=== DATA FOR PROCESSING ===
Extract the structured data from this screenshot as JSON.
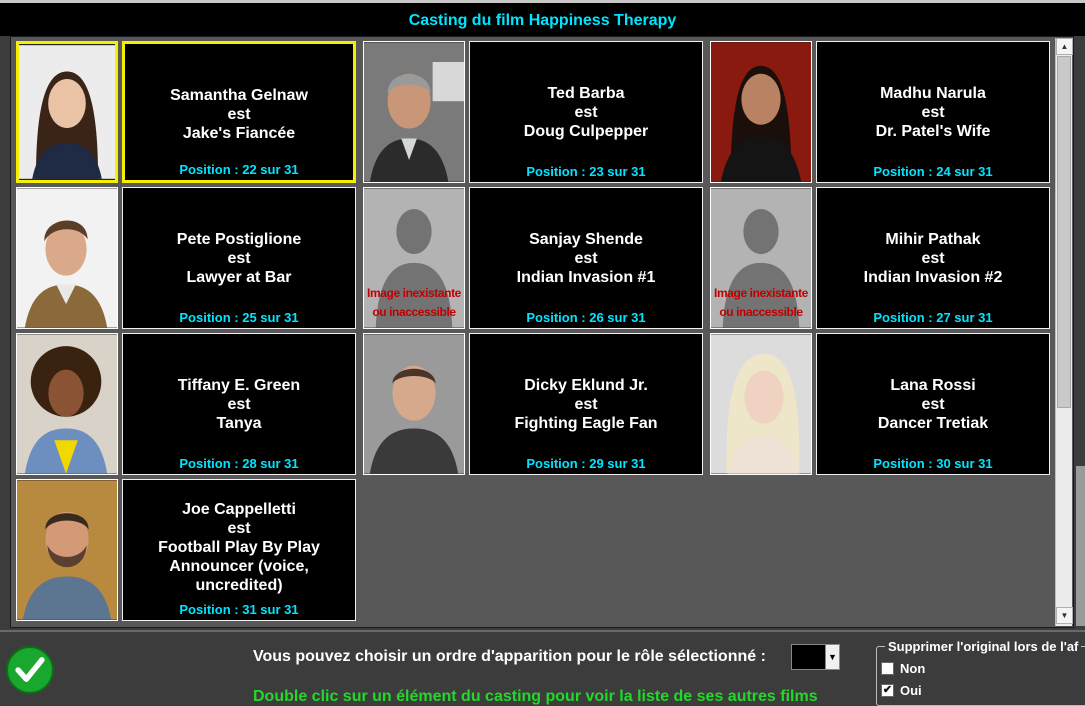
{
  "window": {
    "title": "Casting du film Happiness Therapy"
  },
  "cast": [
    {
      "actor": "Samantha Gelnaw",
      "verb": "est",
      "role": "Jake's Fiancée",
      "position": "Position : 22 sur 31",
      "selected": true,
      "photo": "woman-dark-hair"
    },
    {
      "actor": "Ted Barba",
      "verb": "est",
      "role": "Doug Culpepper",
      "position": "Position : 23 sur 31",
      "photo": "man-grey-hair"
    },
    {
      "actor": "Madhu Narula",
      "verb": "est",
      "role": "Dr. Patel's Wife",
      "position": "Position : 24 sur 31",
      "photo": "woman-red-backdrop"
    },
    {
      "actor": "Pete Postiglione",
      "verb": "est",
      "role": "Lawyer at Bar",
      "position": "Position : 25 sur 31",
      "photo": "man-brown-hair"
    },
    {
      "actor": "Sanjay Shende",
      "verb": "est",
      "role": "Indian Invasion #1",
      "position": "Position : 26 sur 31",
      "photo": "placeholder",
      "noimg": [
        "Image inexistante",
        "ou inaccessible"
      ]
    },
    {
      "actor": "Mihir Pathak",
      "verb": "est",
      "role": "Indian Invasion #2",
      "position": "Position : 27 sur 31",
      "photo": "placeholder",
      "noimg": [
        "Image inexistante",
        "ou inaccessible"
      ]
    },
    {
      "actor": "Tiffany E. Green",
      "verb": "est",
      "role": "Tanya",
      "position": "Position : 28 sur 31",
      "photo": "woman-curly-hair"
    },
    {
      "actor": "Dicky Eklund Jr.",
      "verb": "est",
      "role": "Fighting Eagle Fan",
      "position": "Position : 29 sur 31",
      "photo": "man-short-hair"
    },
    {
      "actor": "Lana Rossi",
      "verb": "est",
      "role": "Dancer Tretiak",
      "position": "Position : 30 sur 31",
      "photo": "woman-blonde"
    },
    {
      "actor": "Joe Cappelletti",
      "verb": "est",
      "role": "Football Play By Play Announcer (voice, uncredited)",
      "role_lines": [
        "Football Play By Play",
        "Announcer (voice,",
        "uncredited)"
      ],
      "position": "Position : 31 sur 31",
      "photo": "man-beard"
    }
  ],
  "footer": {
    "order_label": "Vous pouvez choisir un ordre d'apparition pour le rôle sélectionné :",
    "order_value": "",
    "hint": "Double clic sur un élément du casting pour voir la liste de ses autres films",
    "group_label": "Supprimer l'original lors de l'af",
    "option_non": "Non",
    "option_oui": "Oui",
    "option_oui_checked": true
  },
  "colors": {
    "accent": "#00e5ff",
    "selection": "#f4f000",
    "hint": "#22d828",
    "ok": "#19a72d"
  }
}
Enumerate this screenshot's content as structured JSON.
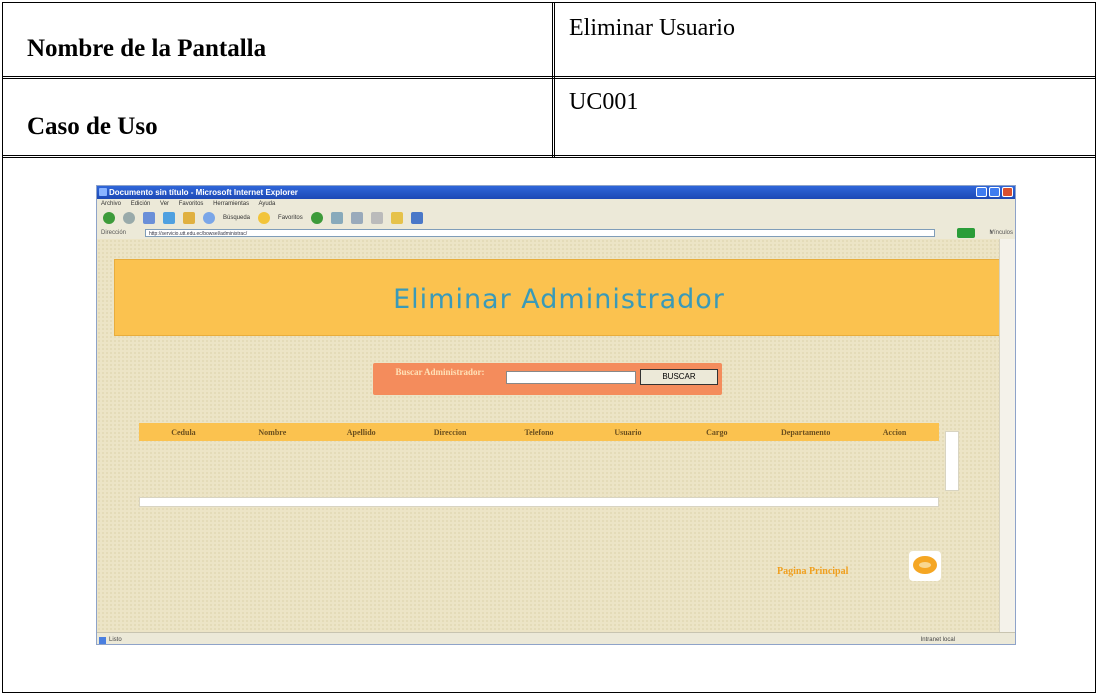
{
  "rows": [
    {
      "label": "Nombre de la Pantalla",
      "value": "Eliminar Usuario"
    },
    {
      "label": "Caso de Uso",
      "value": "UC001"
    }
  ],
  "screenshot": {
    "window_title": "Documento sin título - Microsoft Internet Explorer",
    "menu": [
      "Archivo",
      "Edición",
      "Ver",
      "Favoritos",
      "Herramientas",
      "Ayuda"
    ],
    "toolbar_items": [
      "Búsqueda",
      "Favoritos"
    ],
    "address_label": "Dirección",
    "address_url": "http://servicio.utt.edu.ec/bowsel/administrac/",
    "address_go": "Ir",
    "address_links": "Vínculos",
    "banner_title": "Eliminar Administrador",
    "search_label": "Buscar Administrador:",
    "search_button": "BUSCAR",
    "columns": [
      "Cedula",
      "Nombre",
      "Apellido",
      "Direccion",
      "Telefono",
      "Usuario",
      "Cargo",
      "Departamento",
      "Accion"
    ],
    "main_link": "Pagina Principal",
    "status_left": "Listo",
    "status_zone": "Intranet local",
    "colors": {
      "banner": "#fbc24f",
      "search_bar": "#f48c5c",
      "title_text": "#3a9ab8",
      "link": "#f0a020"
    }
  }
}
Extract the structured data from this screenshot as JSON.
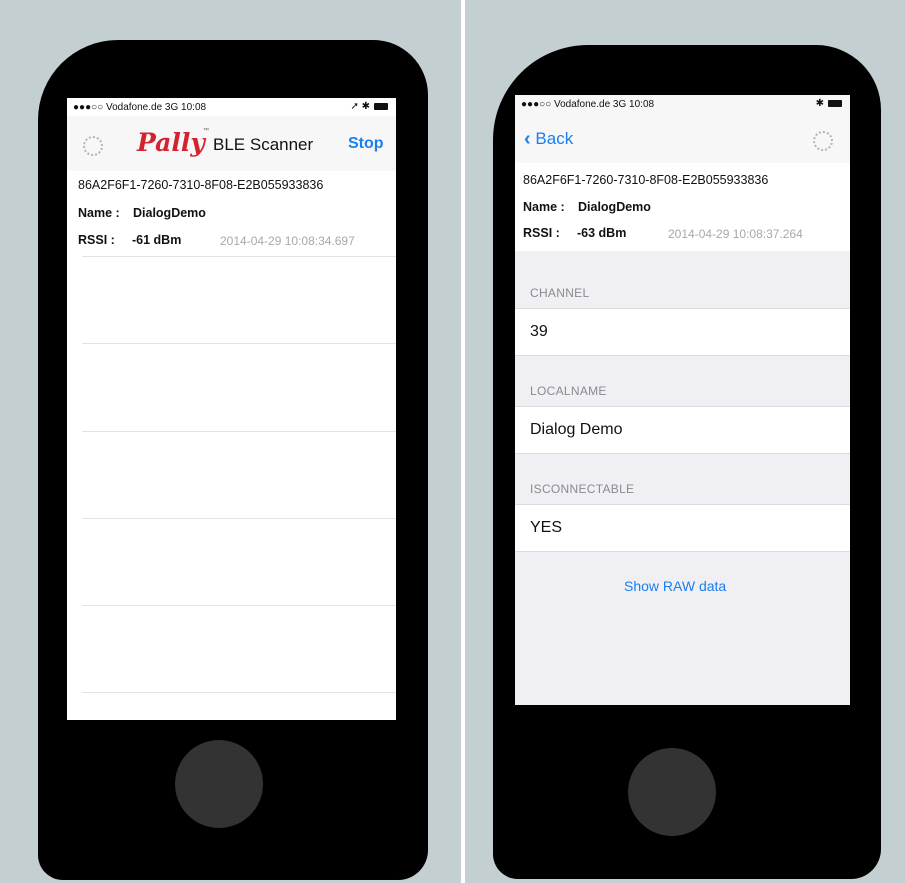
{
  "left": {
    "status_bar": {
      "carrier": "●●●○○ Vodafone.de  3G  10:08",
      "right": "➚ ✱"
    },
    "nav": {
      "logo": "Pally",
      "tm": "™",
      "title": "BLE Scanner",
      "stop": "Stop"
    },
    "device": {
      "uuid": "86A2F6F1-7260-7310-8F08-E2B055933836",
      "name_label": "Name :",
      "name": "DialogDemo",
      "rssi_label": "RSSI :",
      "rssi": "-61 dBm",
      "timestamp": "2014-04-29 10:08:34.697"
    }
  },
  "right": {
    "status_bar": {
      "carrier": "●●●○○ Vodafone.de  3G  10:08",
      "right": "✱"
    },
    "nav": {
      "back": "Back"
    },
    "device": {
      "uuid": "86A2F6F1-7260-7310-8F08-E2B055933836",
      "name_label": "Name :",
      "name": "DialogDemo",
      "rssi_label": "RSSI :",
      "rssi": "-63 dBm",
      "timestamp": "2014-04-29 10:08:37.264"
    },
    "sections": [
      {
        "header": "CHANNEL",
        "value": "39"
      },
      {
        "header": "LOCALNAME",
        "value": "Dialog Demo"
      },
      {
        "header": "ISCONNECTABLE",
        "value": "YES"
      }
    ],
    "raw_link": "Show RAW data"
  },
  "colors": {
    "background": "#c3cfd0",
    "phone": "#000000",
    "accent": "#1a7ff0",
    "logo": "#d42230"
  }
}
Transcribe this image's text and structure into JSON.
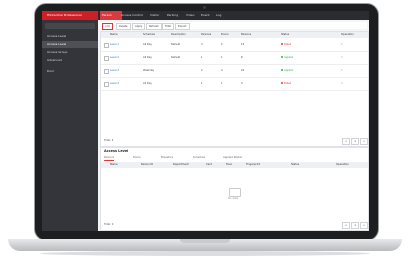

=== WRITTEN INSTRUCTION ===
Extract all the data above exactly, excluding every picture.

=== SOLUTION TO THIS TASK ===
Extract the structured data from this screenshot as JSON.
{
  "window": {
    "title": "Casting du film Happiness Therapy"
  },
  "cast": [
    {
      "actor": "Samantha Gelnaw",
      "verb": "est",
      "role": "Jake's Fiancée",
      "position": "Position : 22 sur 31",
      "selected": true,
      "photo": "woman-dark-hair"
    },
    {
      "actor": "Ted Barba",
      "verb": "est",
      "role": "Doug Culpepper",
      "position": "Position : 23 sur 31",
      "photo": "man-grey-hair"
    },
    {
      "actor": "Madhu Narula",
      "verb": "est",
      "role": "Dr. Patel's Wife",
      "position": "Position : 24 sur 31",
      "photo": "woman-red-backdrop"
    },
    {
      "actor": "Pete Postiglione",
      "verb": "est",
      "role": "Lawyer at Bar",
      "position": "Position : 25 sur 31",
      "photo": "man-brown-hair"
    },
    {
      "actor": "Sanjay Shende",
      "verb": "est",
      "role": "Indian Invasion #1",
      "position": "Position : 26 sur 31",
      "photo": "placeholder",
      "noimg": [
        "Image inexistante",
        "ou inaccessible"
      ]
    },
    {
      "actor": "Mihir Pathak",
      "verb": "est",
      "role": "Indian Invasion #2",
      "position": "Position : 27 sur 31",
      "photo": "placeholder",
      "noimg": [
        "Image inexistante",
        "ou inaccessible"
      ]
    },
    {
      "actor": "Tiffany E. Green",
      "verb": "est",
      "role": "Tanya",
      "position": "Position : 28 sur 31",
      "photo": "woman-curly-hair"
    },
    {
      "actor": "Dicky Eklund Jr.",
      "verb": "est",
      "role": "Fighting Eagle Fan",
      "position": "Position : 29 sur 31",
      "photo": "man-short-hair"
    },
    {
      "actor": "Lana Rossi",
      "verb": "est",
      "role": "Dancer Tretiak",
      "position": "Position : 30 sur 31",
      "photo": "woman-blonde"
    },
    {
      "actor": "Joe Cappelletti",
      "verb": "est",
      "role": "Football Play By Play Announcer (voice, uncredited)",
      "role_lines": [
        "Football Play By Play",
        "Announcer (voice,",
        "uncredited)"
      ],
      "position": "Position : 31 sur 31",
      "photo": "man-beard"
    }
  ],
  "footer": {
    "order_label": "Vous pouvez choisir un ordre d'apparition pour le rôle sélectionné :",
    "order_value": "",
    "hint": "Double clic sur un élément du casting pour voir la liste de ses autres films",
    "group_label": "Supprimer l'original lors de l'af",
    "option_non": "Non",
    "option_oui": "Oui",
    "option_oui_checked": true
  },
  "colors": {
    "accent": "#00e5ff",
    "selection": "#f4f000",
    "hint": "#22d828",
    "ok": "#19a72d"
  }
}
Enumerate this screenshot's content as structured JSON.
{
  "rows": [
    {
      "label": "Nombre de la Pantalla",
      "value": "Eliminar Usuario"
    },
    {
      "label": "Caso de Uso",
      "value": "UC001"
    }
  ],
  "screenshot": {
    "window_title": "Documento sin título - Microsoft Internet Explorer",
    "menu": [
      "Archivo",
      "Edición",
      "Ver",
      "Favoritos",
      "Herramientas",
      "Ayuda"
    ],
    "toolbar_items": [
      "Búsqueda",
      "Favoritos"
    ],
    "address_label": "Dirección",
    "address_url": "http://servicio.utt.edu.ec/bowsel/administrac/",
    "address_go": "Ir",
    "address_links": "Vínculos",
    "banner_title": "Eliminar Administrador",
    "search_label": "Buscar Administrador:",
    "search_button": "BUSCAR",
    "columns": [
      "Cedula",
      "Nombre",
      "Apellido",
      "Direccion",
      "Telefono",
      "Usuario",
      "Cargo",
      "Departamento",
      "Accion"
    ],
    "main_link": "Pagina Principal",
    "status_left": "Listo",
    "status_zone": "Intranet local",
    "colors": {
      "banner": "#fbc24f",
      "search_bar": "#f48c5c",
      "title_text": "#3a9ab8",
      "link": "#f0a020"
    }
  }
}
Extract the structured data from this screenshot as JSON.
{
  "left": {
    "status_bar": {
      "carrier": "●●●○○ Vodafone.de  3G  10:08",
      "right": "➚ ✱"
    },
    "nav": {
      "logo": "Pally",
      "tm": "™",
      "title": "BLE Scanner",
      "stop": "Stop"
    },
    "device": {
      "uuid": "86A2F6F1-7260-7310-8F08-E2B055933836",
      "name_label": "Name :",
      "name": "DialogDemo",
      "rssi_label": "RSSI :",
      "rssi": "-61 dBm",
      "timestamp": "2014-04-29 10:08:34.697"
    }
  },
  "right": {
    "status_bar": {
      "carrier": "●●●○○ Vodafone.de  3G  10:08",
      "right": "✱"
    },
    "nav": {
      "back": "Back"
    },
    "device": {
      "uuid": "86A2F6F1-7260-7310-8F08-E2B055933836",
      "name_label": "Name :",
      "name": "DialogDemo",
      "rssi_label": "RSSI :",
      "rssi": "-63 dBm",
      "timestamp": "2014-04-29 10:08:37.264"
    },
    "sections": [
      {
        "header": "CHANNEL",
        "value": "39"
      },
      {
        "header": "LOCALNAME",
        "value": "Dialog Demo"
      },
      {
        "header": "ISCONNECTABLE",
        "value": "YES"
      }
    ],
    "raw_link": "Show RAW data"
  },
  "colors": {
    "background": "#c3cfd0",
    "phone": "#000000",
    "accent": "#1a7ff0",
    "logo": "#d42230"
  }
}
Transcribe this image's text and structure into JSON.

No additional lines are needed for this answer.